THE INPUT:
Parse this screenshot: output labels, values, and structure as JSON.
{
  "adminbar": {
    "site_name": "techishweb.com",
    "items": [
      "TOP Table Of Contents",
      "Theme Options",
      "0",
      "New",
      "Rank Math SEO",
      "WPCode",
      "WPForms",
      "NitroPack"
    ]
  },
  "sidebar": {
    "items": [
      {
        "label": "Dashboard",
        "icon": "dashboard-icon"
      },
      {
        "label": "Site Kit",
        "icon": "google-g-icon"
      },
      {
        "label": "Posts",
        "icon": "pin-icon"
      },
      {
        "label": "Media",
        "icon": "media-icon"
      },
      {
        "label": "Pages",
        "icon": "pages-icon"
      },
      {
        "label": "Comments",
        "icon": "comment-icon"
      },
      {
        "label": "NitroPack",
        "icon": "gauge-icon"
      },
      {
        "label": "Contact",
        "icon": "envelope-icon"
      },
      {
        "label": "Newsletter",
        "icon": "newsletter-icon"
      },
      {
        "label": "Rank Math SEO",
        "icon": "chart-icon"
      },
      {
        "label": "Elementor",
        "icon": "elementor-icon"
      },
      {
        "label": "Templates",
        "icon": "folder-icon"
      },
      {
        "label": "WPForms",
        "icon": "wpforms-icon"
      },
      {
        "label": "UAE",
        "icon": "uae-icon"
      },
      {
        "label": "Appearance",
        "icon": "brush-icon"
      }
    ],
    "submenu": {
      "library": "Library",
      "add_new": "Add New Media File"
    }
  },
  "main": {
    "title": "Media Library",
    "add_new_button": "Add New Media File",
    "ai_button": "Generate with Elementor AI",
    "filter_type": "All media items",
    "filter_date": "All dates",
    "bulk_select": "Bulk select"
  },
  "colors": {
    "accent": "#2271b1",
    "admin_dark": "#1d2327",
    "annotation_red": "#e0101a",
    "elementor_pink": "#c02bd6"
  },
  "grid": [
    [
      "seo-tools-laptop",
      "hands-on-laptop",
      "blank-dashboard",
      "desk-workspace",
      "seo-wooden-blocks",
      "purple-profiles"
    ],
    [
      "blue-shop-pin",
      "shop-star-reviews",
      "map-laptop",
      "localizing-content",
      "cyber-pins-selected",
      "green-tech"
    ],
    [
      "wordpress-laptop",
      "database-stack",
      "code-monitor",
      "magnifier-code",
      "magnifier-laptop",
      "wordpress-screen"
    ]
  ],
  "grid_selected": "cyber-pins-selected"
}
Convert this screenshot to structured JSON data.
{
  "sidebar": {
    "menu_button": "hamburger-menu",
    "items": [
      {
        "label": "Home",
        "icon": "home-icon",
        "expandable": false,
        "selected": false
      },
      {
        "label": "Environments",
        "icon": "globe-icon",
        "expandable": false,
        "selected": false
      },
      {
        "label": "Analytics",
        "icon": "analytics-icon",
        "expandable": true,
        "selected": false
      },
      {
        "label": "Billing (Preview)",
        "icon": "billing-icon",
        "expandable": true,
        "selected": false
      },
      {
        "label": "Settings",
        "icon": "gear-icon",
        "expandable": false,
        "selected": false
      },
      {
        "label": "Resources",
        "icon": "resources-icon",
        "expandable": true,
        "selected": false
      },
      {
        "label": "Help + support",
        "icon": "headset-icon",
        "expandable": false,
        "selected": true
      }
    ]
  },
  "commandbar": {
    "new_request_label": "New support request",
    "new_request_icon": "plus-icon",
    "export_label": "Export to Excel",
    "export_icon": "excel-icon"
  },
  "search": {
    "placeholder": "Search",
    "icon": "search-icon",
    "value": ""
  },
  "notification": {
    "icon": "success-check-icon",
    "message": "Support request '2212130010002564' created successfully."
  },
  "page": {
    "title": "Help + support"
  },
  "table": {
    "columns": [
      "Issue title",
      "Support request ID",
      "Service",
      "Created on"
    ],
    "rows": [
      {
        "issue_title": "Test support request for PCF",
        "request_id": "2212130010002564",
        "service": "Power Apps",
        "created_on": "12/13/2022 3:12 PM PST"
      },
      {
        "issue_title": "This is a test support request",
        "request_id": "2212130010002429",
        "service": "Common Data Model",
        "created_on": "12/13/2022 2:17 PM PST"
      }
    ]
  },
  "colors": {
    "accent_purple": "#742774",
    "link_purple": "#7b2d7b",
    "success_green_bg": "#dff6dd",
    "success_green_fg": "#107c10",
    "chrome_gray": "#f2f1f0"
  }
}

REQUIRED WORK: From the material above, copy each line that includes the word "Help".

FULL ANSWER:
        "label": "Help + support",
    "title": "Help + support"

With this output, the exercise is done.